EXERCISE:
Copy out all lines that carry the word "goal".

#####

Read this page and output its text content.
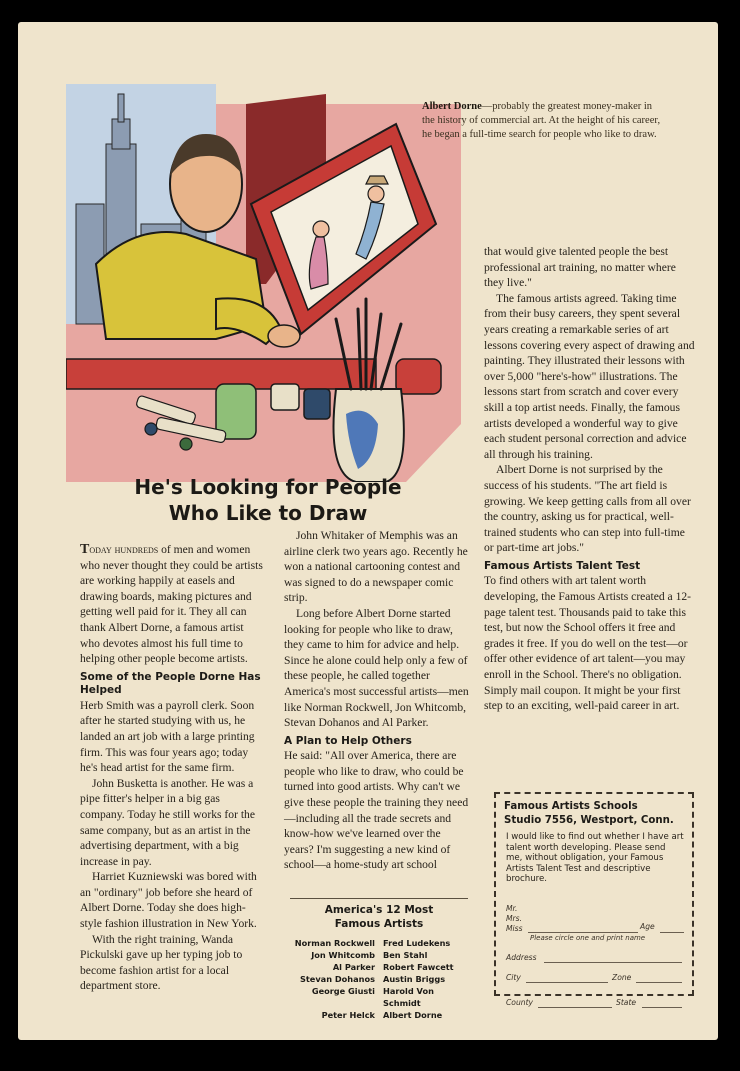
Albert Dorne—probably the greatest money-maker in the history of commercial art. At the height of his career, he began a full-time search for people who like to draw.
He's Looking for People
Who Like to Draw

Today hundreds of men and women who never thought they could be artists are working happily at easels and drawing boards, making pictures and getting well paid for it. They all can thank Albert Dorne, a famous artist who devotes almost his full time to helping other people become artists.

Some of the People Dorne Has Helped

Herb Smith was a payroll clerk. Soon after he started studying with us, he landed an art job with a large printing firm. This was four years ago; today he's head artist for the same firm.

John Busketta is another. He was a pipe fitter's helper in a big gas company. Today he still works for the same company, but as an artist in the advertising department, with a big increase in pay.

Harriet Kuzniewski was bored with an "ordinary" job before she heard of Albert Dorne. Today she does high-style fashion illustration in New York.

With the right training, Wanda Pickulski gave up her typing job to become fashion artist for a local department store.

John Whitaker of Memphis was an airline clerk two years ago. Recently he won a national cartooning contest and was signed to do a newspaper comic strip.

Long before Albert Dorne started looking for people who like to draw, they came to him for advice and help. Since he alone could help only a few of these people, he called together America's most successful artists—men like Norman Rockwell, Jon Whitcomb, Stevan Dohanos and Al Parker.

A Plan to Help Others

He said: "All over America, there are people who like to draw, who could be turned into good artists. Why can't we give these people the training they need—including all the trade secrets and know-how we've learned over the years? I'm suggesting a new kind of school—a home-study art school

America's 12 Most
Famous Artists
Norman Rockwell Fred Ludekens
Jon Whitcomb Ben Stahl
Al Parker Robert Fawcett
Stevan Dohanos Austin Briggs
George Giusti Harold Von Schmidt
Peter Helck Albert Dorne

that would give talented people the best professional art training, no matter where they live."

The famous artists agreed. Taking time from their busy careers, they spent several years creating a remarkable series of art lessons covering every aspect of drawing and painting. They illustrated their lessons with over 5,000 "here's-how" illustrations. The lessons start from scratch and cover every skill a top artist needs. Finally, the famous artists developed a wonderful way to give each student personal correction and advice all through his training.

Albert Dorne is not surprised by the success of his students. "The art field is growing. We keep getting calls from all over the country, asking us for practical, well-trained students who can step into full-time or part-time art jobs."

Famous Artists Talent Test

To find others with art talent worth developing, the Famous Artists created a 12-page talent test. Thousands paid to take this test, but now the School offers it free and grades it free. If you do well on the test—or offer other evidence of art talent—you may enroll in the School. There's no obligation. Simply mail coupon. It might be your first step to an exciting, well-paid career in art.

Famous Artists Schools
Studio 7556, Westport, Conn.
I would like to find out whether I have art talent worth developing. Please send me, without obligation, your Famous Artists Talent Test and descriptive brochure.
Mr.
Mrs.
Miss	Age
Please circle one and print name
Address
City	Zone
County	State
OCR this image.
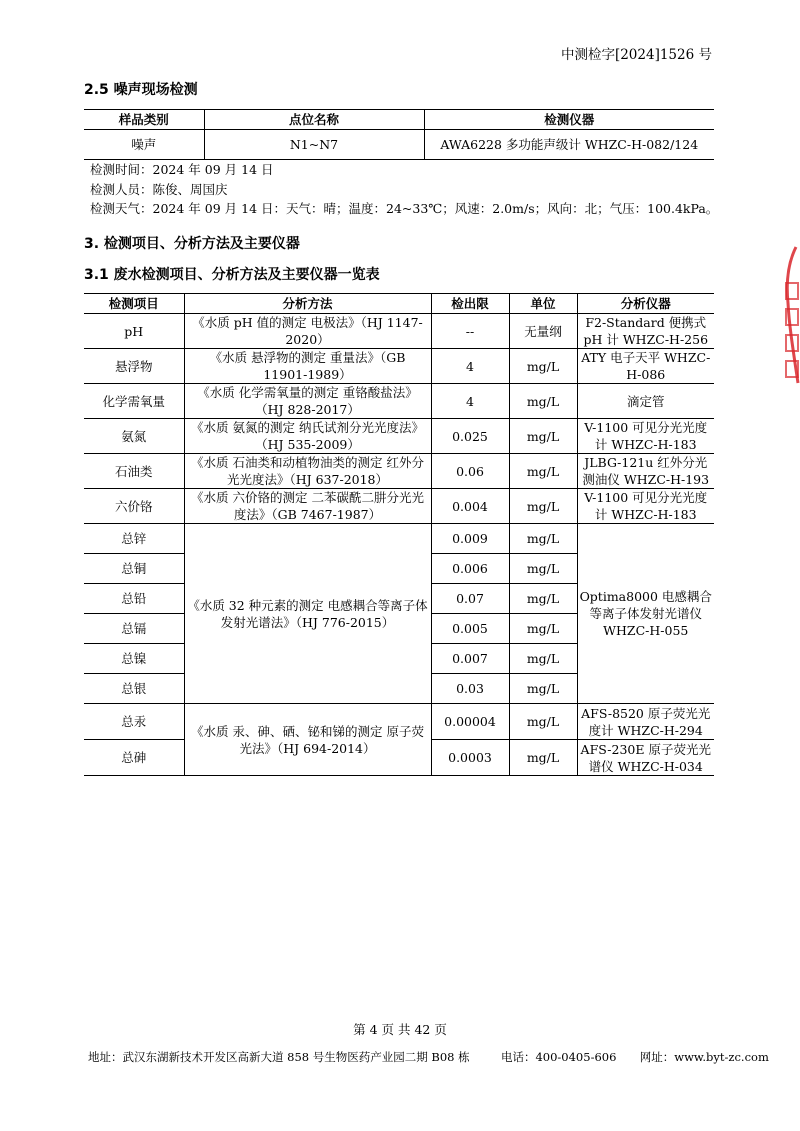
中测检字[2024]1526 号
2.5 噪声现场检测
样品类别	点位名称	检测仪器
噪声	N1~N7	AWA6228 多功能声级计 WHZC-H-082/124
检测时间：2024 年 09 月 14 日
检测人员：陈俊、周国庆
检测天气：2024 年 09 月 14 日：天气：晴；温度：24~33℃；风速：2.0m/s；风向：北；气压：100.4kPa。
3. 检测项目、分析方法及主要仪器
3.1 废水检测项目、分析方法及主要仪器一览表
检测项目	分析方法	检出限	单位	分析仪器
pH	《水质 pH 值的测定 电极法》（HJ 1147-2020）	--	无量纲	F2-Standard 便携式 pH 计 WHZC-H-256
悬浮物	《水质 悬浮物的测定 重量法》（GB 11901-1989）	4	mg/L	ATY 电子天平 WHZC-H-086
化学需氧量	《水质 化学需氧量的测定 重铬酸盐法》（HJ 828-2017）	4	mg/L	滴定管
氨氮	《水质 氨氮的测定 纳氏试剂分光光度法》（HJ 535-2009）	0.025	mg/L	V-1100 可见分光光度计 WHZC-H-183
石油类	《水质 石油类和动植物油类的测定 红外分光光度法》（HJ 637-2018）	0.06	mg/L	JLBG-121u 红外分光测油仪 WHZC-H-193
六价铬	《水质 六价铬的测定 二苯碳酰二肼分光光度法》（GB 7467-1987）	0.004	mg/L	V-1100 可见分光光度计 WHZC-H-183
总锌	《水质 32 种元素的测定 电感耦合等离子体发射光谱法》（HJ 776-2015）	0.009	mg/L	Optima8000 电感耦合等离子体发射光谱仪 WHZC-H-055
总铜		0.006	mg/L	
总铅		0.07	mg/L	
总镉		0.005	mg/L	
总镍		0.007	mg/L	
总银		0.03	mg/L	
总汞	《水质 汞、砷、硒、铋和锑的测定 原子荧光法》（HJ 694-2014）	0.00004	mg/L	AFS-8520 原子荧光光度计 WHZC-H-294
总砷		0.0003	mg/L	AFS-230E 原子荧光光谱仪 WHZC-H-034
第 4 页 共 42 页
地址：武汉东湖新技术开发区高新大道 858 号生物医药产业园二期 B08 栋	电话：400-0405-606 网址：www.byt-zc.com
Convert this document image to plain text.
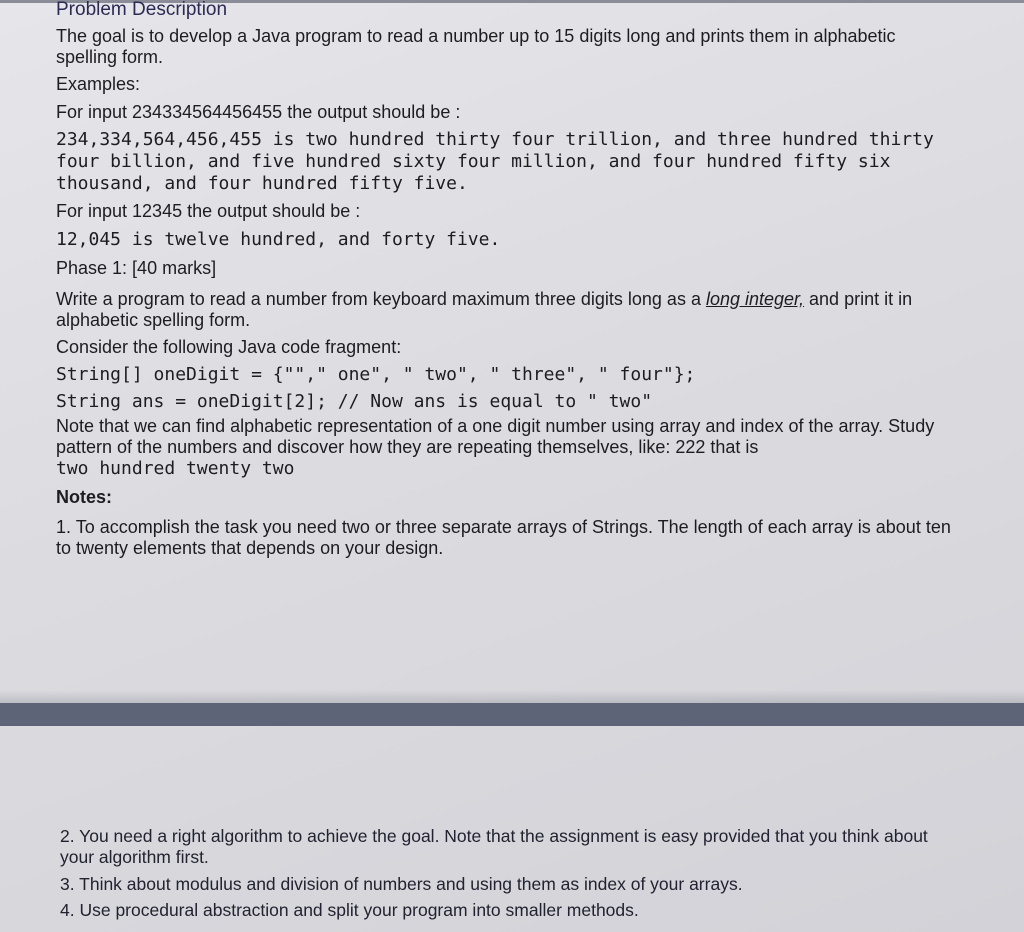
Problem Description

The goal is to develop a Java program to read a number up to 15 digits long and prints them in alphabetic spelling form.

Examples:

For input 234334564456455 the output should be :

234,334,564,456,455 is two hundred thirty four trillion, and three hundred thirty four billion, and five hundred sixty four million, and four hundred fifty six thousand, and four hundred fifty five.

For input 12345 the output should be :

12,045 is twelve hundred, and forty five.

Phase 1: [40 marks]

Write a program to read a number from keyboard maximum three digits long as a long integer, and print it in alphabetic spelling form.

Consider the following Java code fragment:

String[] oneDigit = {""," one", " two", " three", " four"};

String ans = oneDigit[2]; // Now ans is equal to " two"

Note that we can find alphabetic representation of a one digit number using array and index of the array. Study pattern of the numbers and discover how they are repeating themselves, like: 222 that is

two hundred twenty two

Notes:

1. To accomplish the task you need two or three separate arrays of Strings. The length of each array is about ten to twenty elements that depends on your design.

2. You need a right algorithm to achieve the goal. Note that the assignment is easy provided that you think about your algorithm first.

3. Think about modulus and division of numbers and using them as index of your arrays.

4. Use procedural abstraction and split your program into smaller methods.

#####

COMPLETED EXERCISE:
The goal is to develop a Java program to read a number up to 15 digits long and prints them in alphabetic spelling form.
2. You need a right algorithm to achieve the goal. Note that the assignment is easy provided that you think about your algorithm first.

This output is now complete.